* [Objective]
Pull out every line with the word "JSON".

* [Material shown]
☆ ☆ ☆ ☆ ☆ ☆ ☆
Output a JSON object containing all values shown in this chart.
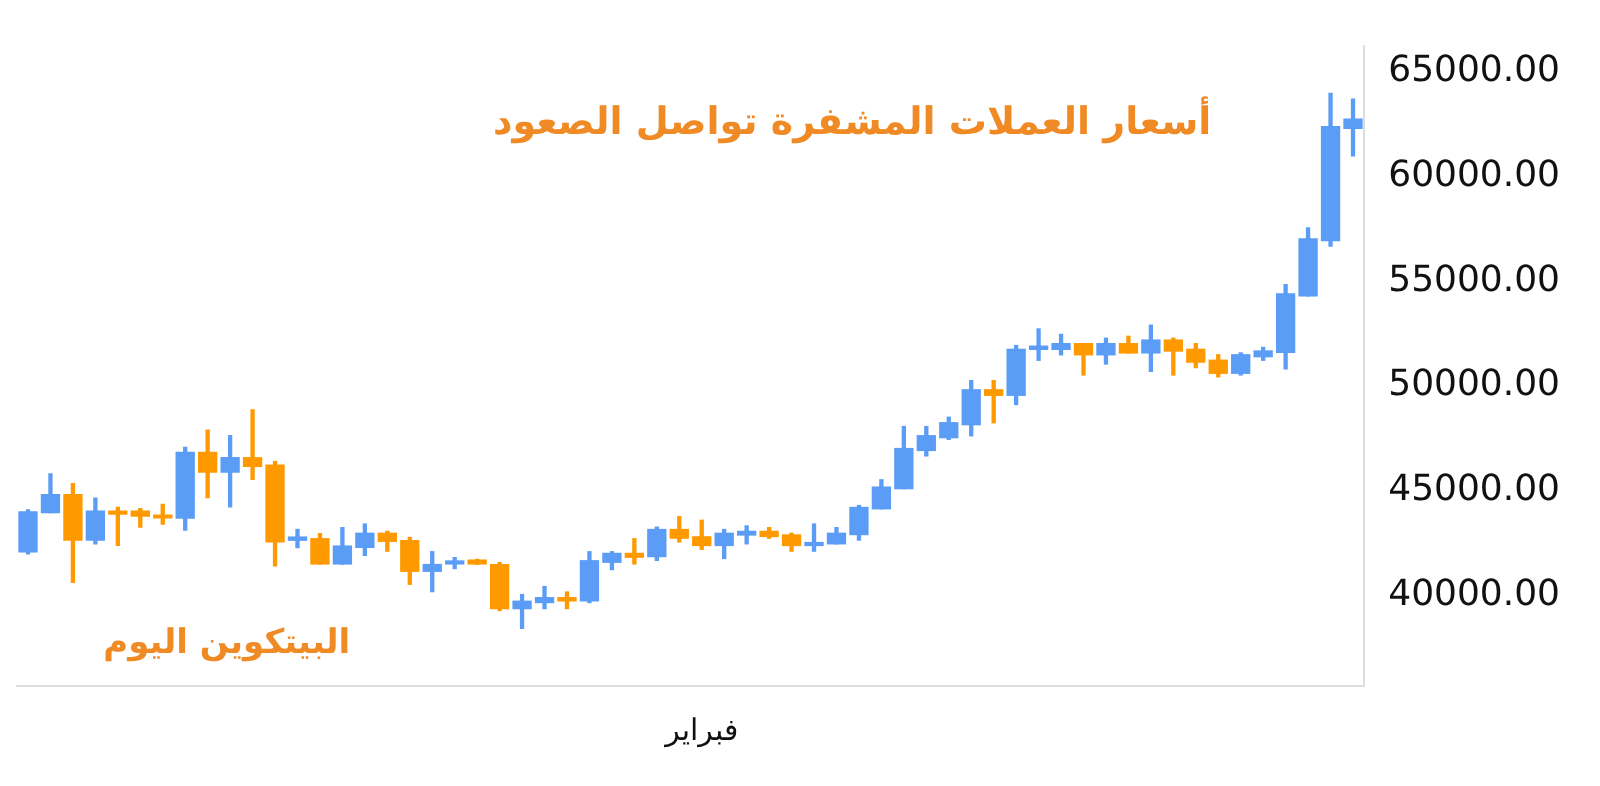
{
  "chart_data": {
    "type": "candlestick",
    "title": "أسعار العملات المشفرة تواصل الصعود",
    "subtitle": "البيتكوين اليوم",
    "categories": [
      null,
      null,
      null,
      null,
      null,
      null,
      null,
      null,
      null,
      null,
      null,
      null,
      null,
      null,
      null,
      null,
      null,
      null,
      null,
      null,
      null,
      null,
      null,
      null,
      null,
      null,
      null,
      null,
      null,
      null,
      "فبراير",
      null,
      null,
      null,
      null,
      null,
      null,
      null,
      null,
      null,
      null,
      null,
      null,
      null,
      null,
      null,
      null,
      null,
      null,
      null,
      null,
      null,
      null,
      null,
      null,
      null,
      null,
      null,
      null,
      null
    ],
    "ohlc": [
      [
        42100,
        44100,
        42000,
        44000
      ],
      [
        43970,
        45815,
        43970,
        44825
      ],
      [
        44825,
        45350,
        40640,
        42660
      ],
      [
        42660,
        44650,
        42480,
        44035
      ],
      [
        44035,
        44210,
        42400,
        43900
      ],
      [
        44035,
        44150,
        43270,
        43800
      ],
      [
        43850,
        44360,
        43420,
        43720
      ],
      [
        43710,
        47080,
        43130,
        46840
      ],
      [
        46840,
        47900,
        44680,
        45900
      ],
      [
        45900,
        47630,
        44240,
        46580
      ],
      [
        46580,
        48860,
        45550,
        46170
      ],
      [
        46230,
        46400,
        41430,
        42570
      ],
      [
        42650,
        43160,
        42300,
        42800
      ],
      [
        42720,
        42960,
        41520,
        41520
      ],
      [
        41520,
        43250,
        41520,
        42370
      ],
      [
        42310,
        43420,
        41930,
        42980
      ],
      [
        42980,
        43070,
        42130,
        42600
      ],
      [
        42630,
        42780,
        40550,
        41170
      ],
      [
        41170,
        42100,
        40200,
        41490
      ],
      [
        41520,
        41820,
        41300,
        41660
      ],
      [
        41700,
        41730,
        41500,
        41520
      ],
      [
        41490,
        41580,
        39300,
        39390
      ],
      [
        39390,
        40060,
        38450,
        39740
      ],
      [
        39680,
        40440,
        39390,
        39910
      ],
      [
        39910,
        40180,
        39390,
        39760
      ],
      [
        39760,
        42100,
        39680,
        41670
      ],
      [
        41600,
        42100,
        41250,
        42020
      ],
      [
        42020,
        42720,
        41520,
        41840
      ],
      [
        41870,
        43270,
        41690,
        43160
      ],
      [
        43160,
        43770,
        42570,
        42750
      ],
      [
        42810,
        43600,
        42220,
        42400
      ],
      [
        42400,
        43160,
        41780,
        42980
      ],
      [
        42900,
        43330,
        42480,
        43070
      ],
      [
        43070,
        43250,
        42750,
        42830
      ],
      [
        42900,
        42980,
        42130,
        42400
      ],
      [
        42400,
        43420,
        42130,
        42540
      ],
      [
        42480,
        43250,
        42480,
        42980
      ],
      [
        42920,
        44300,
        42660,
        44210
      ],
      [
        44150,
        45530,
        44150,
        45180
      ],
      [
        45110,
        48070,
        45110,
        47020
      ],
      [
        46930,
        48070,
        46670,
        47630
      ],
      [
        47540,
        48510,
        47460,
        48250
      ],
      [
        48160,
        50260,
        47630,
        49820
      ],
      [
        49820,
        50260,
        48250,
        49560
      ],
      [
        49560,
        51930,
        49120,
        51750
      ],
      [
        51750,
        52720,
        51230,
        51900
      ],
      [
        51750,
        52460,
        51490,
        52020
      ],
      [
        52020,
        52020,
        50530,
        51490
      ],
      [
        51490,
        52280,
        51050,
        52020
      ],
      [
        52020,
        52370,
        51580,
        51580
      ],
      [
        51580,
        52900,
        50700,
        52190
      ],
      [
        52190,
        52280,
        50530,
        51670
      ],
      [
        51750,
        52020,
        50880,
        51140
      ],
      [
        51230,
        51490,
        50440,
        50610
      ],
      [
        50610,
        51580,
        50530,
        51490
      ],
      [
        51400,
        51840,
        51230,
        51670
      ],
      [
        51610,
        54830,
        50820,
        54390
      ],
      [
        54300,
        57540,
        54300,
        57020
      ],
      [
        56930,
        63950,
        56670,
        62370
      ],
      [
        62280,
        63680,
        60970,
        62720
      ]
    ],
    "colors": [
      "#5b9cf6",
      "#5b9cf6",
      "#ff9900",
      "#5b9cf6",
      "#ff9900",
      "#ff9900",
      "#ff9900",
      "#5b9cf6",
      "#ff9900",
      "#5b9cf6",
      "#ff9900",
      "#ff9900",
      "#5b9cf6",
      "#ff9900",
      "#5b9cf6",
      "#5b9cf6",
      "#ff9900",
      "#ff9900",
      "#5b9cf6",
      "#5b9cf6",
      "#ff9900",
      "#ff9900",
      "#5b9cf6",
      "#5b9cf6",
      "#ff9900",
      "#5b9cf6",
      "#5b9cf6",
      "#ff9900",
      "#5b9cf6",
      "#ff9900",
      "#ff9900",
      "#5b9cf6",
      "#5b9cf6",
      "#ff9900",
      "#ff9900",
      "#5b9cf6",
      "#5b9cf6",
      "#5b9cf6",
      "#5b9cf6",
      "#5b9cf6",
      "#5b9cf6",
      "#5b9cf6",
      "#5b9cf6",
      "#ff9900",
      "#5b9cf6",
      "#5b9cf6",
      "#5b9cf6",
      "#ff9900",
      "#5b9cf6",
      "#ff9900",
      "#5b9cf6",
      "#ff9900",
      "#ff9900",
      "#ff9900",
      "#5b9cf6",
      "#5b9cf6",
      "#5b9cf6",
      "#5b9cf6",
      "#5b9cf6",
      "#5b9cf6"
    ],
    "ylim": [
      35700,
      66230
    ],
    "yticks": [
      {
        "value": 40000,
        "label": "40000.00"
      },
      {
        "value": 45000,
        "label": "45000.00"
      },
      {
        "value": 50000,
        "label": "50000.00"
      },
      {
        "value": 55000,
        "label": "55000.00"
      },
      {
        "value": 60000,
        "label": "60000.00"
      },
      {
        "value": 65000,
        "label": "65000.00"
      }
    ]
  }
}
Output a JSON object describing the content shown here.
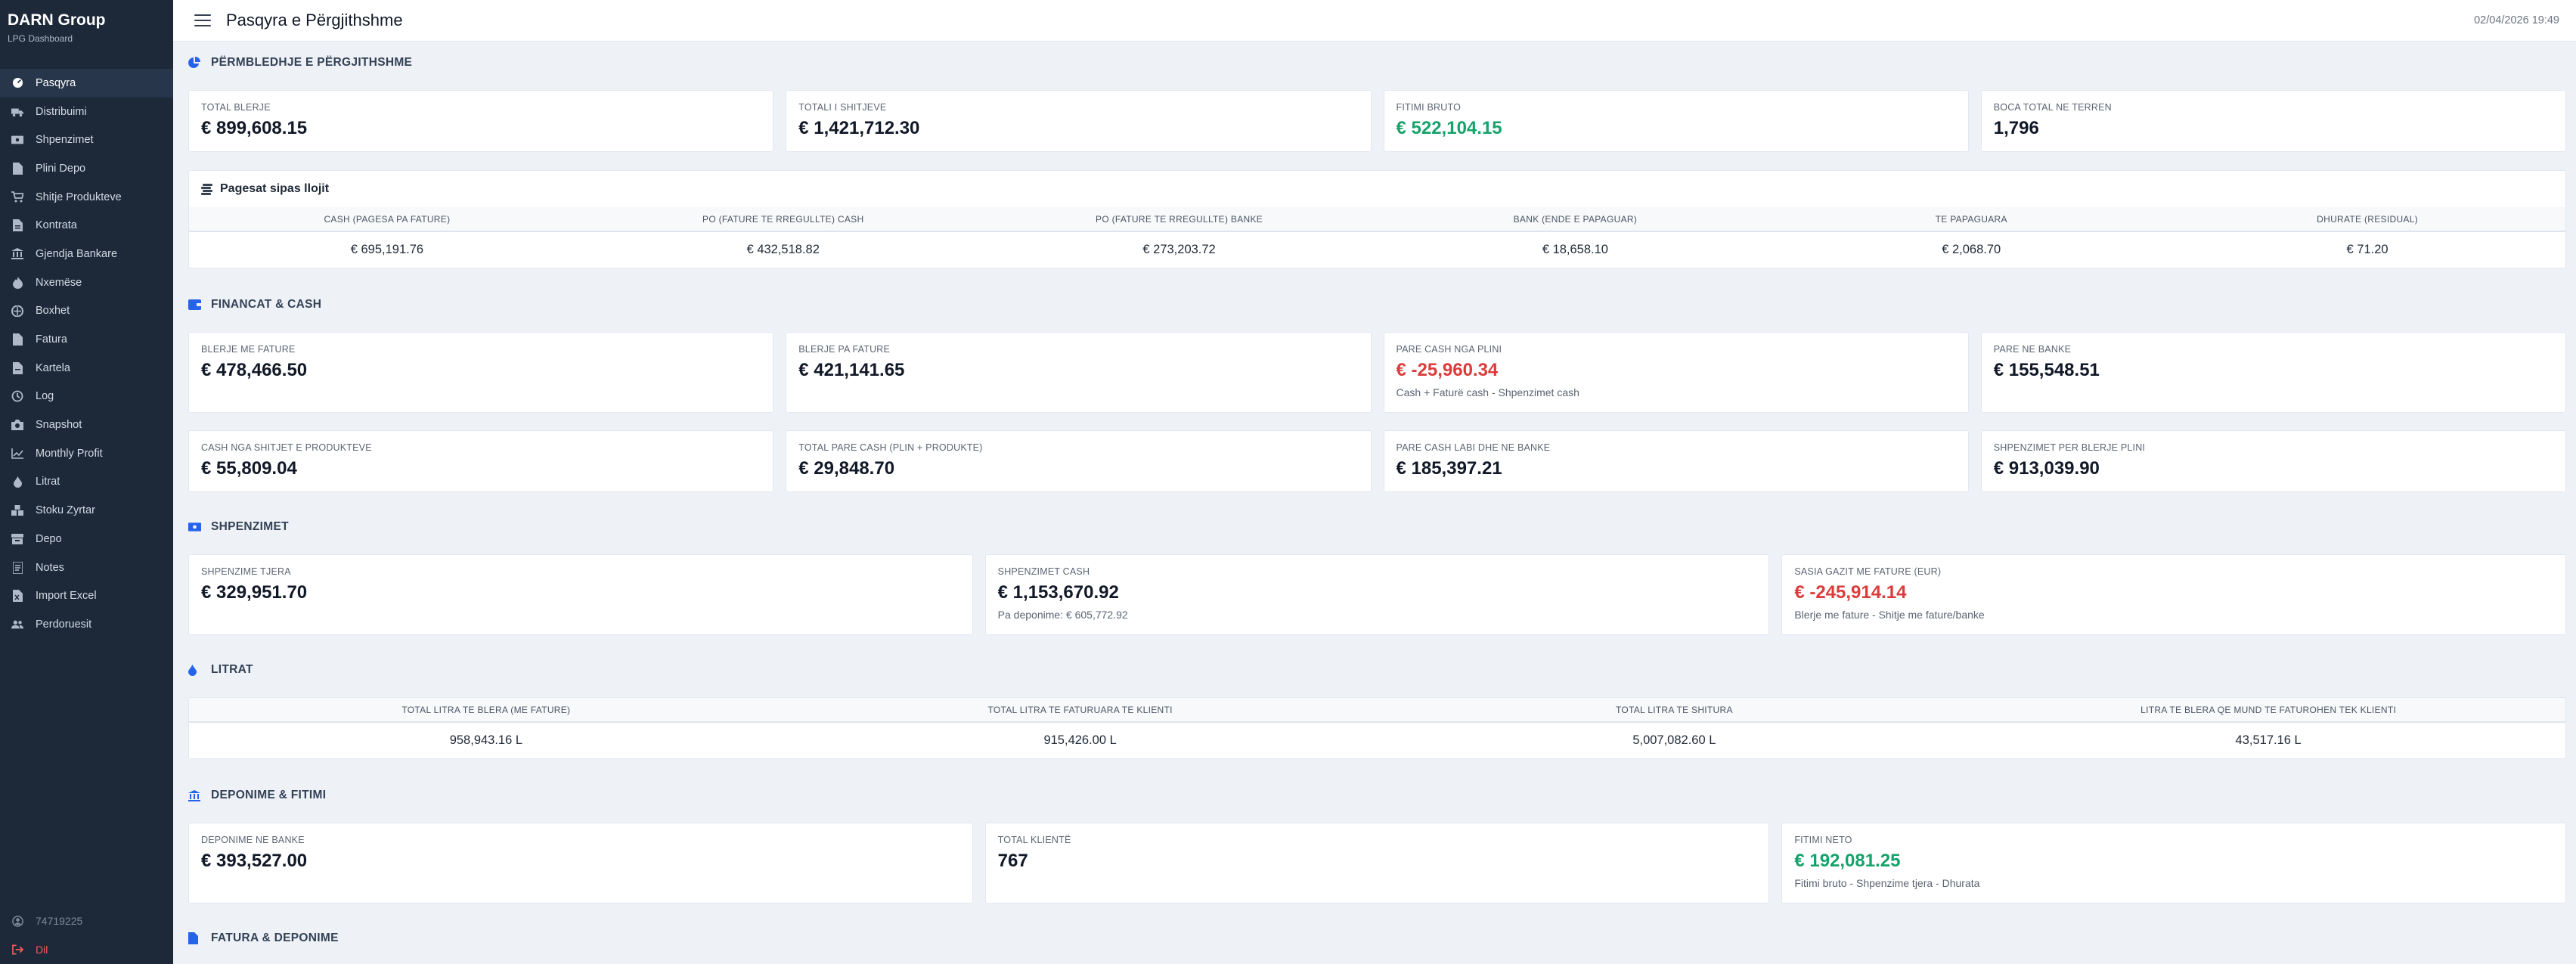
{
  "sidebar": {
    "brand": "DARN Group",
    "subtitle": "LPG Dashboard",
    "items": [
      {
        "label": "Pasqyra",
        "icon": "dashboard-icon",
        "active": true
      },
      {
        "label": "Distribuimi",
        "icon": "truck-icon"
      },
      {
        "label": "Shpenzimet",
        "icon": "money-icon"
      },
      {
        "label": "Plini Depo",
        "icon": "file-icon"
      },
      {
        "label": "Shitje Produkteve",
        "icon": "cart-icon"
      },
      {
        "label": "Kontrata",
        "icon": "document-icon"
      },
      {
        "label": "Gjendja Bankare",
        "icon": "bank-icon"
      },
      {
        "label": "Nxemëse",
        "icon": "flame-icon"
      },
      {
        "label": "Boxhet",
        "icon": "box-icon"
      },
      {
        "label": "Fatura",
        "icon": "invoice-icon"
      },
      {
        "label": "Kartela",
        "icon": "card-file-icon"
      },
      {
        "label": "Log",
        "icon": "history-icon"
      },
      {
        "label": "Snapshot",
        "icon": "camera-icon"
      },
      {
        "label": "Monthly Profit",
        "icon": "chart-icon"
      },
      {
        "label": "Litrat",
        "icon": "droplet-icon"
      },
      {
        "label": "Stoku Zyrtar",
        "icon": "stock-icon"
      },
      {
        "label": "Depo",
        "icon": "warehouse-icon"
      },
      {
        "label": "Notes",
        "icon": "notes-icon"
      },
      {
        "label": "Import Excel",
        "icon": "excel-icon"
      },
      {
        "label": "Perdoruesit",
        "icon": "users-icon"
      }
    ],
    "user": "74719225",
    "logout": "Dil"
  },
  "topbar": {
    "title": "Pasqyra e Përgjithshme",
    "datetime": "02/04/2026 19:49"
  },
  "sections": {
    "overview": {
      "title": "Përmbledhje e Përgjithshme",
      "cards": [
        {
          "label": "Total Blerje",
          "value": "€ 899,608.15"
        },
        {
          "label": "Totali i Shitjeve",
          "value": "€ 1,421,712.30"
        },
        {
          "label": "Fitimi Bruto",
          "value": "€ 522,104.15"
        },
        {
          "label": "Boca total ne terren",
          "value": "1,796"
        }
      ],
      "payments": {
        "title": "Pagesat sipas llojit",
        "headers": [
          "Cash (pagesa pa fature)",
          "PO (fature te rregullte) Cash",
          "PO (fature te rregullte) Banke",
          "Bank (ende e papaguar)",
          "Te papaguara",
          "Dhurate (residual)"
        ],
        "values": [
          "€ 695,191.76",
          "€ 432,518.82",
          "€ 273,203.72",
          "€ 18,658.10",
          "€ 2,068.70",
          "€ 71.20"
        ]
      }
    },
    "finance": {
      "title": "Financat & Cash",
      "cards_row1": [
        {
          "label": "Blerje me fature",
          "value": "€ 478,466.50"
        },
        {
          "label": "Blerje pa fature",
          "value": "€ 421,141.65"
        },
        {
          "label": "Pare cash nga plini",
          "value": "€ -25,960.34",
          "note": "Cash + Faturë cash - Shpenzimet cash"
        },
        {
          "label": "Pare ne banke",
          "value": "€ 155,548.51"
        }
      ],
      "cards_row2": [
        {
          "label": "Cash nga shitjet e produkteve",
          "value": "€ 55,809.04"
        },
        {
          "label": "Total pare cash (plin + produkte)",
          "value": "€ 29,848.70"
        },
        {
          "label": "Pare cash labi dhe ne banke",
          "value": "€ 185,397.21"
        },
        {
          "label": "Shpenzimet per blerje plini",
          "value": "€ 913,039.90"
        }
      ]
    },
    "expenses": {
      "title": "Shpenzimet",
      "cards": [
        {
          "label": "Shpenzime tjera",
          "value": "€ 329,951.70"
        },
        {
          "label": "Shpenzimet cash",
          "value": "€ 1,153,670.92",
          "note": "Pa deponime: € 605,772.92"
        },
        {
          "label": "Sasia gazit me fature (EUR)",
          "value": "€ -245,914.14",
          "note": "Blerje me fature - Shitje me fature/banke"
        }
      ]
    },
    "liters": {
      "title": "Litrat",
      "headers": [
        "Total litra te blera (me fature)",
        "Total litra te faturuara te klienti",
        "Total litra te shitura",
        "Litra te blera qe mund te faturohen tek klienti"
      ],
      "values": [
        "958,943.16 L",
        "915,426.00 L",
        "5,007,082.60 L",
        "43,517.16 L"
      ]
    },
    "deposits": {
      "title": "Deponime & Fitimi",
      "cards": [
        {
          "label": "Deponime ne banke",
          "value": "€ 393,527.00"
        },
        {
          "label": "Total klientë",
          "value": "767"
        },
        {
          "label": "Fitimi neto",
          "value": "€ 192,081.25",
          "note": "Fitimi bruto - Shpenzime tjera - Dhurata"
        }
      ]
    },
    "invoices": {
      "title": "Fatura & Deponime"
    }
  },
  "colors": {
    "sidebar_bg": "#1d2939",
    "accent": "#2563eb",
    "positive": "#16a36b",
    "negative": "#dc3b3b",
    "logout": "#ef5b5b"
  }
}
☆ ☆ ☆ ☆ ☆ ☆ ☆
* [Solution to this exercise]
Output a JSON object containing all values shown in this chart.
Output a JSON object describing the content shown here.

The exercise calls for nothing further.